-- BEGIN MATERIAL PROVIDED --

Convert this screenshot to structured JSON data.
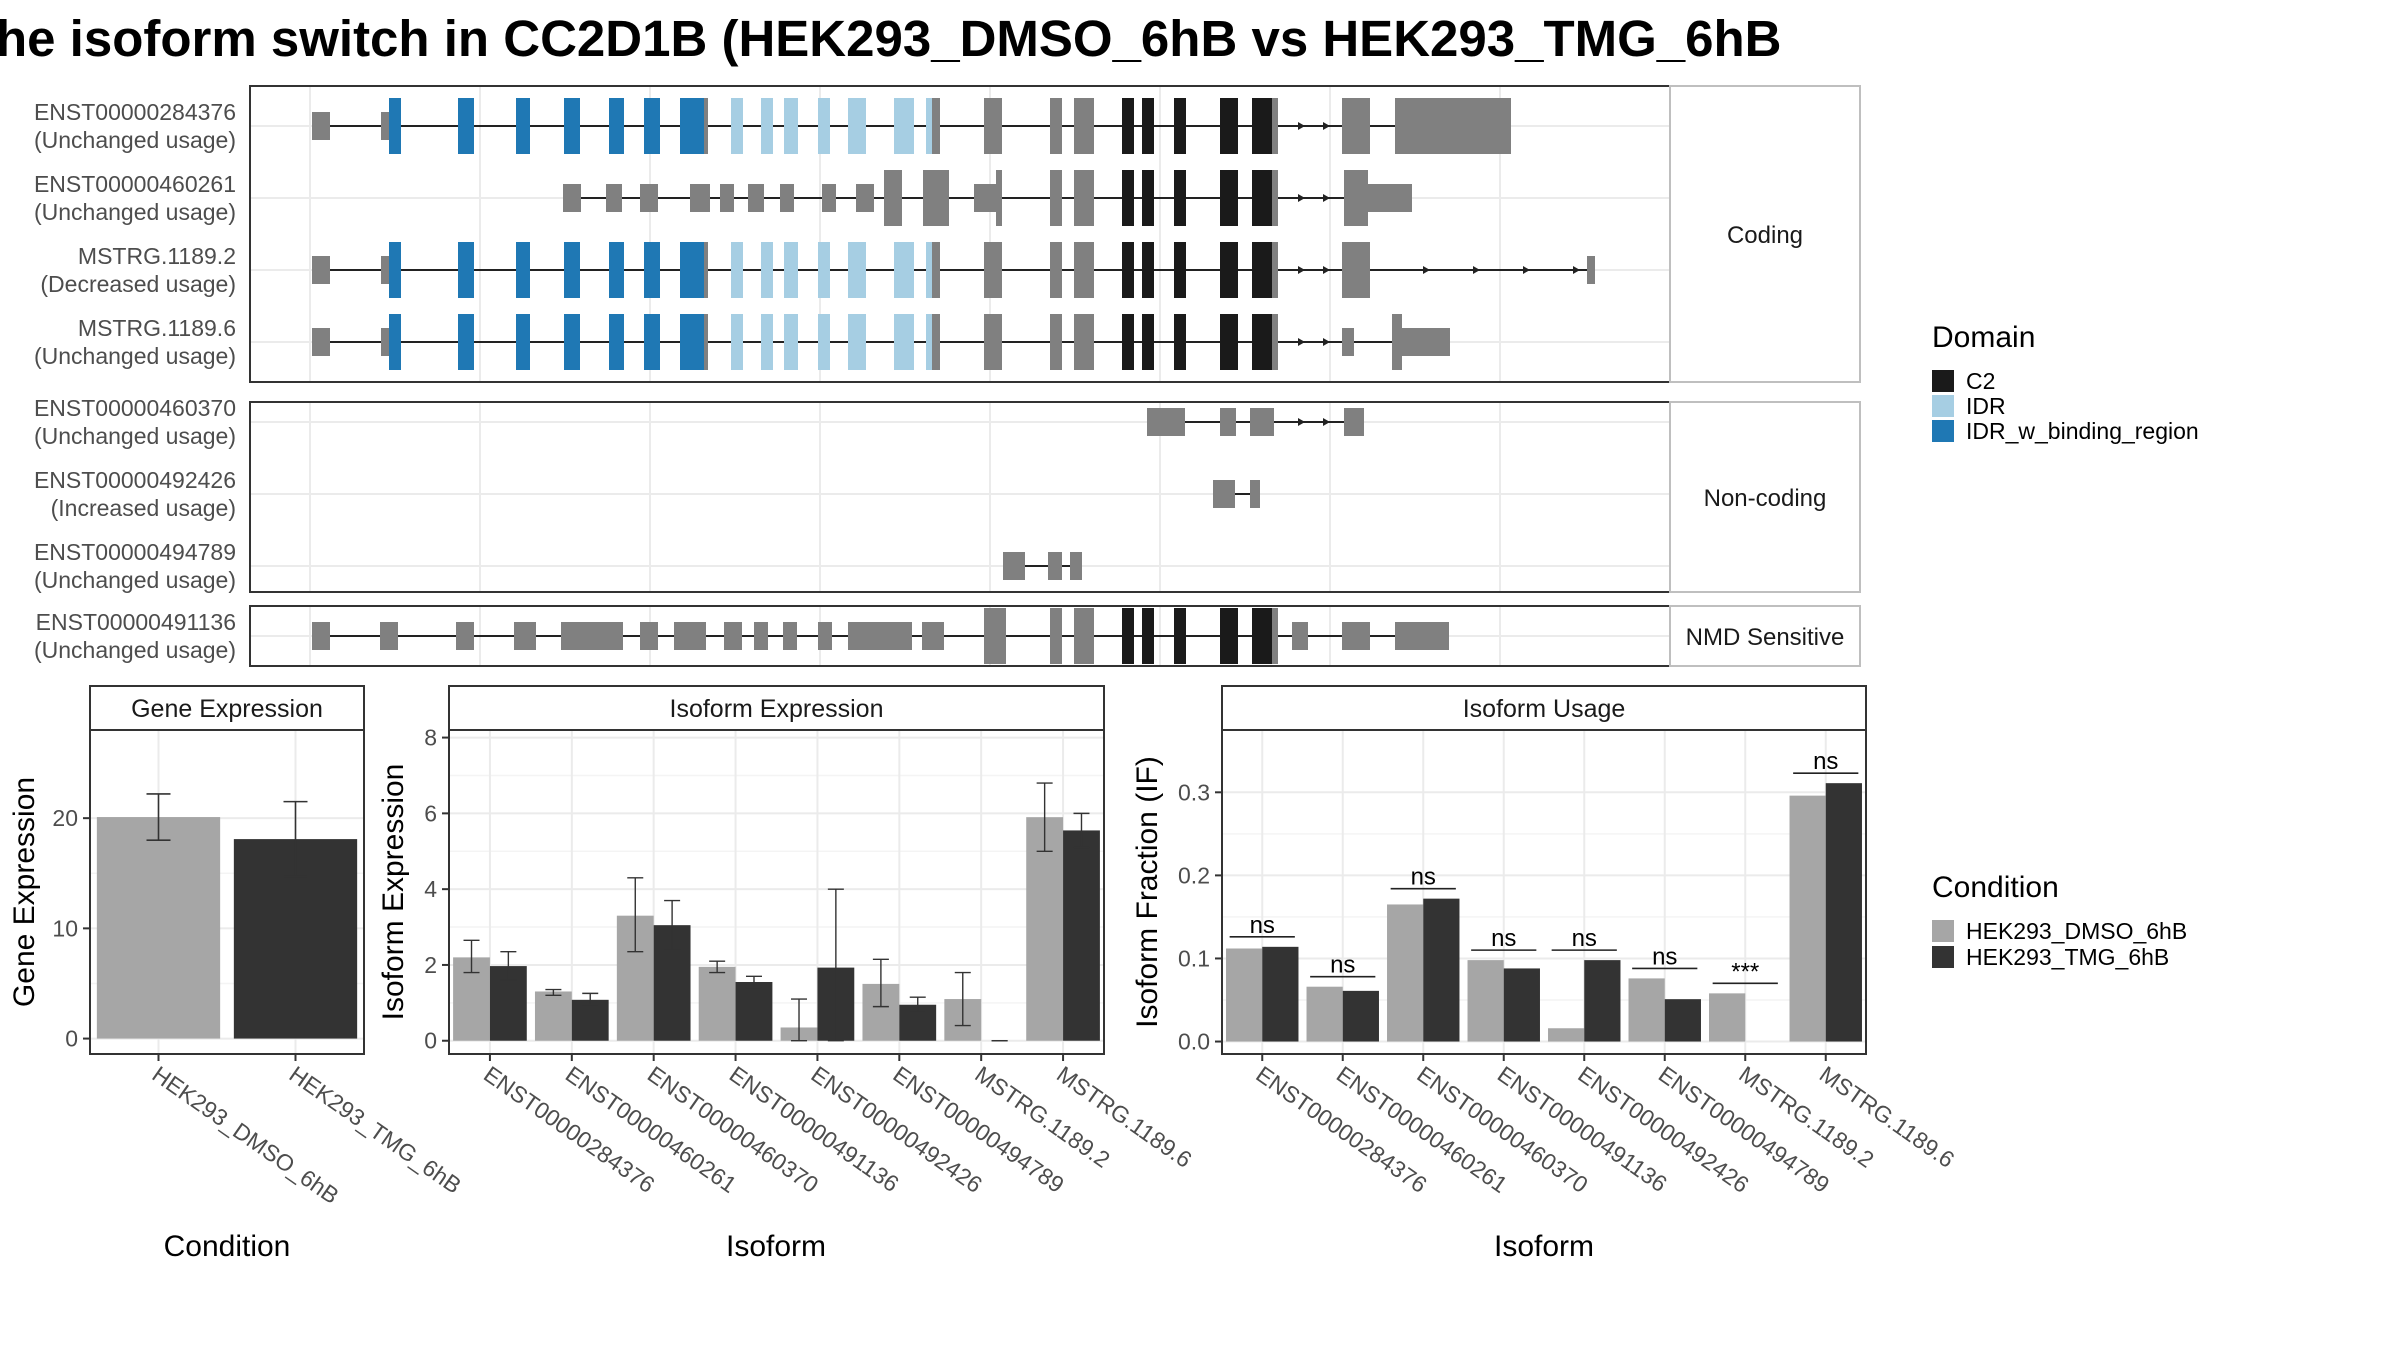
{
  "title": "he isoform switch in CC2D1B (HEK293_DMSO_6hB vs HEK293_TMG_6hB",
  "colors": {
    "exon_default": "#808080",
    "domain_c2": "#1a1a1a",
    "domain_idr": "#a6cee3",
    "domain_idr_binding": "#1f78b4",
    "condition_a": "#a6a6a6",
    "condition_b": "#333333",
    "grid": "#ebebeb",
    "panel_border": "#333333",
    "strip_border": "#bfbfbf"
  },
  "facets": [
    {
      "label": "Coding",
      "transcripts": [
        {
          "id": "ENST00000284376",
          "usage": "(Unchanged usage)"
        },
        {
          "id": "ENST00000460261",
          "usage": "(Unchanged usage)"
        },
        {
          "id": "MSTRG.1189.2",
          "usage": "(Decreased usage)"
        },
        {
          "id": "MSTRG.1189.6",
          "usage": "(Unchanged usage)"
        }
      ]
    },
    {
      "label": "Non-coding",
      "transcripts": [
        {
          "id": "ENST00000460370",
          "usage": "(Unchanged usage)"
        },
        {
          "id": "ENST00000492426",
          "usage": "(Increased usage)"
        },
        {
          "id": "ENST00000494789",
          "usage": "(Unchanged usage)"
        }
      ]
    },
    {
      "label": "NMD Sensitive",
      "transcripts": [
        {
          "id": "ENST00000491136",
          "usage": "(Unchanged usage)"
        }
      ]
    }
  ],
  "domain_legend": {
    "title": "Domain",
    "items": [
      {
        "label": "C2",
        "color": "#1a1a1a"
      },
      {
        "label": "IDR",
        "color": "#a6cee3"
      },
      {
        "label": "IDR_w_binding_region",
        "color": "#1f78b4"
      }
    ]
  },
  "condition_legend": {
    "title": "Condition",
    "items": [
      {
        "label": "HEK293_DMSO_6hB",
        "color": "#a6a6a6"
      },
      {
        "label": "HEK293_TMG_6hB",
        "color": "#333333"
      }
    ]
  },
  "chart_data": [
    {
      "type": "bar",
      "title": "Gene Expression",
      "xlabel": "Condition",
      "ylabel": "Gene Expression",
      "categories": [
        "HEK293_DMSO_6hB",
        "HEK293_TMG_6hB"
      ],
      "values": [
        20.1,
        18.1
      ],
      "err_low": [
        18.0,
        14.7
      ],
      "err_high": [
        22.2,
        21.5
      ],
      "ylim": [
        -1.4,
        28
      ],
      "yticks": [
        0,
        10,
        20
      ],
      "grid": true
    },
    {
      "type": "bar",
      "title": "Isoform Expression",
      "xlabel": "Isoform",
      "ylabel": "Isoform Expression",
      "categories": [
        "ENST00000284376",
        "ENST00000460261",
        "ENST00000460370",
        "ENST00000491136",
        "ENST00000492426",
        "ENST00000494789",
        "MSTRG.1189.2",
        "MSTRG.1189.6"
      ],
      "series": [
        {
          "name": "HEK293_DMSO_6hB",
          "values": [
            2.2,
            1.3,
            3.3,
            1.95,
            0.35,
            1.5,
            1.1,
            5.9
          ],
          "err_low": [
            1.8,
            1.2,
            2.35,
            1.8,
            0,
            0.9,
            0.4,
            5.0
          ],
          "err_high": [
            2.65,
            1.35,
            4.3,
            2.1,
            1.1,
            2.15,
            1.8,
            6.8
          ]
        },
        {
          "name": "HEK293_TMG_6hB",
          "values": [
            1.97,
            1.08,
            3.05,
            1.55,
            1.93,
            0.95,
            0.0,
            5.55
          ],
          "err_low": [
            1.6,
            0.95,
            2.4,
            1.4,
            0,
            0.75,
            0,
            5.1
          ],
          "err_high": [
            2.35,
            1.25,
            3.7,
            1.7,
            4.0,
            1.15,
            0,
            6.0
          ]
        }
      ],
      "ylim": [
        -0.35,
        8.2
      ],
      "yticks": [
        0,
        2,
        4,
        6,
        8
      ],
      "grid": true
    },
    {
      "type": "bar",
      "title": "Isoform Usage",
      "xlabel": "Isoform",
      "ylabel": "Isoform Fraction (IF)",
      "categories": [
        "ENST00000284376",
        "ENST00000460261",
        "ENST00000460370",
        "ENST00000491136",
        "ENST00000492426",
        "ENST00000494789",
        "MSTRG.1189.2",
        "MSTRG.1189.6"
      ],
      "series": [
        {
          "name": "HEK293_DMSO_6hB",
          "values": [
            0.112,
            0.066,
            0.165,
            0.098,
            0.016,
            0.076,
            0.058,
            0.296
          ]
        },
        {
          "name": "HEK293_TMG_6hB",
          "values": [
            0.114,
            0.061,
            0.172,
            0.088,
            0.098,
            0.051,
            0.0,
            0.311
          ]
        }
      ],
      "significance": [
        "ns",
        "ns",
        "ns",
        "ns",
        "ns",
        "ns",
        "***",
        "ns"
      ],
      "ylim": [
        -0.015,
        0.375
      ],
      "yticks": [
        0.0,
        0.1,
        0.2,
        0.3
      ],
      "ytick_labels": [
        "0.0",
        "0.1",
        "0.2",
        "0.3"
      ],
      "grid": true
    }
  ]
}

-- END MATERIAL PROVIDED --

SET EXERCISE: Transcribe the records word for word and include no pictures.

TASK RESULT:
Convert this screenshot to structured JSON data.
{
  "title": "he isoform switch in CC2D1B (HEK293_DMSO_6hB vs HEK293_TMG_6hB",
  "colors": {
    "exon_default": "#808080",
    "domain_c2": "#1a1a1a",
    "domain_idr": "#a6cee3",
    "domain_idr_binding": "#1f78b4",
    "condition_a": "#a6a6a6",
    "condition_b": "#333333",
    "grid": "#ebebeb",
    "panel_border": "#333333",
    "strip_border": "#bfbfbf"
  },
  "facets": [
    {
      "label": "Coding",
      "transcripts": [
        {
          "id": "ENST00000284376",
          "usage": "(Unchanged usage)"
        },
        {
          "id": "ENST00000460261",
          "usage": "(Unchanged usage)"
        },
        {
          "id": "MSTRG.1189.2",
          "usage": "(Decreased usage)"
        },
        {
          "id": "MSTRG.1189.6",
          "usage": "(Unchanged usage)"
        }
      ]
    },
    {
      "label": "Non-coding",
      "transcripts": [
        {
          "id": "ENST00000460370",
          "usage": "(Unchanged usage)"
        },
        {
          "id": "ENST00000492426",
          "usage": "(Increased usage)"
        },
        {
          "id": "ENST00000494789",
          "usage": "(Unchanged usage)"
        }
      ]
    },
    {
      "label": "NMD Sensitive",
      "transcripts": [
        {
          "id": "ENST00000491136",
          "usage": "(Unchanged usage)"
        }
      ]
    }
  ],
  "domain_legend": {
    "title": "Domain",
    "items": [
      {
        "label": "C2",
        "color": "#1a1a1a"
      },
      {
        "label": "IDR",
        "color": "#a6cee3"
      },
      {
        "label": "IDR_w_binding_region",
        "color": "#1f78b4"
      }
    ]
  },
  "condition_legend": {
    "title": "Condition",
    "items": [
      {
        "label": "HEK293_DMSO_6hB",
        "color": "#a6a6a6"
      },
      {
        "label": "HEK293_TMG_6hB",
        "color": "#333333"
      }
    ]
  },
  "chart_data": [
    {
      "type": "bar",
      "title": "Gene Expression",
      "xlabel": "Condition",
      "ylabel": "Gene Expression",
      "categories": [
        "HEK293_DMSO_6hB",
        "HEK293_TMG_6hB"
      ],
      "values": [
        20.1,
        18.1
      ],
      "err_low": [
        18.0,
        14.7
      ],
      "err_high": [
        22.2,
        21.5
      ],
      "ylim": [
        -1.4,
        28
      ],
      "yticks": [
        0,
        10,
        20
      ],
      "grid": true
    },
    {
      "type": "bar",
      "title": "Isoform Expression",
      "xlabel": "Isoform",
      "ylabel": "Isoform Expression",
      "categories": [
        "ENST00000284376",
        "ENST00000460261",
        "ENST00000460370",
        "ENST00000491136",
        "ENST00000492426",
        "ENST00000494789",
        "MSTRG.1189.2",
        "MSTRG.1189.6"
      ],
      "series": [
        {
          "name": "HEK293_DMSO_6hB",
          "values": [
            2.2,
            1.3,
            3.3,
            1.95,
            0.35,
            1.5,
            1.1,
            5.9
          ],
          "err_low": [
            1.8,
            1.2,
            2.35,
            1.8,
            0,
            0.9,
            0.4,
            5.0
          ],
          "err_high": [
            2.65,
            1.35,
            4.3,
            2.1,
            1.1,
            2.15,
            1.8,
            6.8
          ]
        },
        {
          "name": "HEK293_TMG_6hB",
          "values": [
            1.97,
            1.08,
            3.05,
            1.55,
            1.93,
            0.95,
            0.0,
            5.55
          ],
          "err_low": [
            1.6,
            0.95,
            2.4,
            1.4,
            0,
            0.75,
            0,
            5.1
          ],
          "err_high": [
            2.35,
            1.25,
            3.7,
            1.7,
            4.0,
            1.15,
            0,
            6.0
          ]
        }
      ],
      "ylim": [
        -0.35,
        8.2
      ],
      "yticks": [
        0,
        2,
        4,
        6,
        8
      ],
      "grid": true
    },
    {
      "type": "bar",
      "title": "Isoform Usage",
      "xlabel": "Isoform",
      "ylabel": "Isoform Fraction (IF)",
      "categories": [
        "ENST00000284376",
        "ENST00000460261",
        "ENST00000460370",
        "ENST00000491136",
        "ENST00000492426",
        "ENST00000494789",
        "MSTRG.1189.2",
        "MSTRG.1189.6"
      ],
      "series": [
        {
          "name": "HEK293_DMSO_6hB",
          "values": [
            0.112,
            0.066,
            0.165,
            0.098,
            0.016,
            0.076,
            0.058,
            0.296
          ]
        },
        {
          "name": "HEK293_TMG_6hB",
          "values": [
            0.114,
            0.061,
            0.172,
            0.088,
            0.098,
            0.051,
            0.0,
            0.311
          ]
        }
      ],
      "significance": [
        "ns",
        "ns",
        "ns",
        "ns",
        "ns",
        "ns",
        "***",
        "ns"
      ],
      "ylim": [
        -0.015,
        0.375
      ],
      "yticks": [
        0.0,
        0.1,
        0.2,
        0.3
      ],
      "ytick_labels": [
        "0.0",
        "0.1",
        "0.2",
        "0.3"
      ],
      "grid": true
    }
  ]
}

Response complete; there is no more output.